• What is being asked: In the listing that follows, how many lines contain "wrong"? Give the number only.

* start *

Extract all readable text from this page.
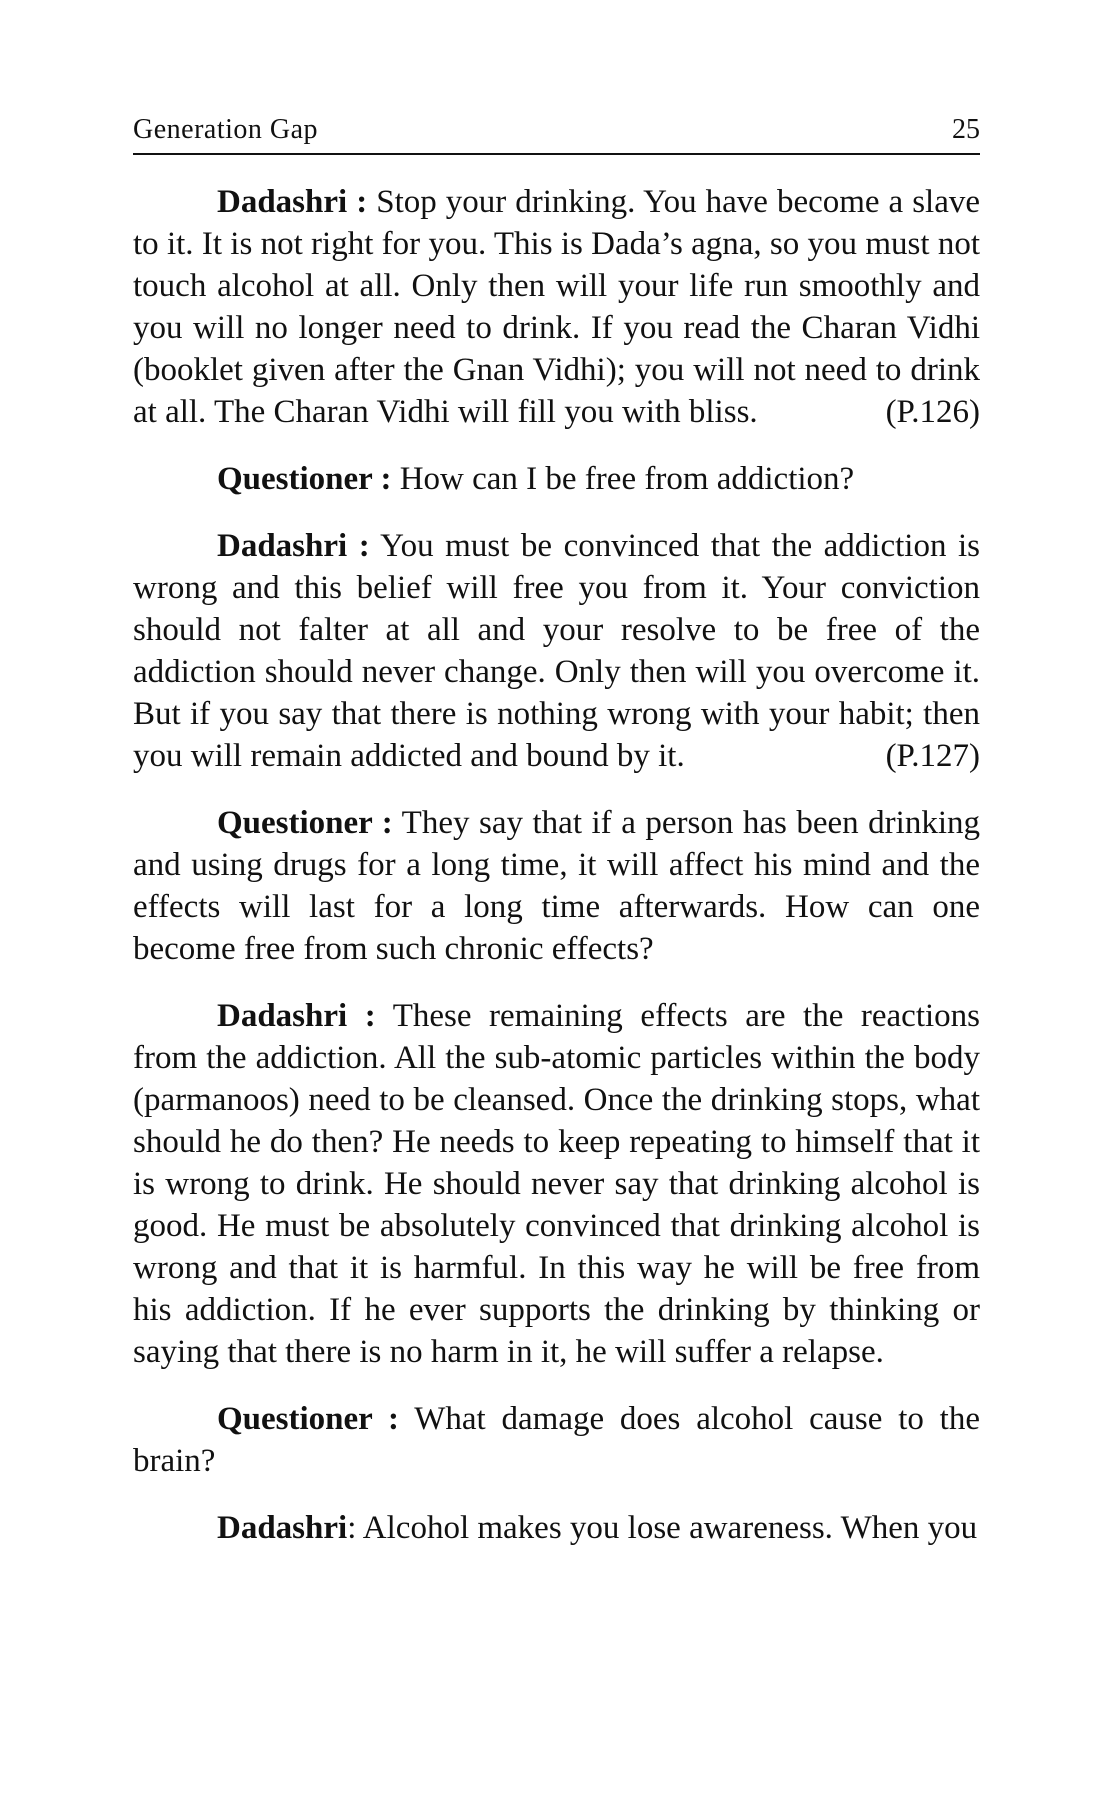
Generation Gap	25

Dadashri : Stop your drinking. You have become a slave to it. It is not right for you. This is Dada’s agna, so you must not touch alcohol at all. Only then will your life run smoothly and you will no longer need to drink. If you read the Charan Vidhi (booklet given after the Gnan Vidhi); you will not need to drink at all. The Charan Vidhi will fill you with bliss.	(P.126)

Questioner : How can I be free from addiction?

Dadashri : You must be convinced that the addiction is wrong and this belief will free you from it. Your conviction should not falter at all and your resolve to be free of the addiction should never change. Only then will you overcome it. But if you say that there is nothing wrong with your habit; then you will remain addicted and bound by it.	(P.127)

Questioner : They say that if a person has been drinking and using drugs for a long time, it will affect his mind and the effects will last for a long time afterwards. How can one become free from such chronic effects?

Dadashri : These remaining effects are the reactions from the addiction. All the sub-atomic particles within the body (parmanoos) need to be cleansed. Once the drinking stops, what should he do then? He needs to keep repeating to himself that it is wrong to drink. He should never say that drinking alcohol is good. He must be absolutely convinced that drinking alcohol is wrong and that it is harmful. In this way he will be free from his addiction. If he ever supports the drinking by thinking or saying that there is no harm in it, he will suffer a relapse.

Questioner : What damage does alcohol cause to the brain?

Dadashri: Alcohol makes you lose awareness. When you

* end *

• Exercise solution: 2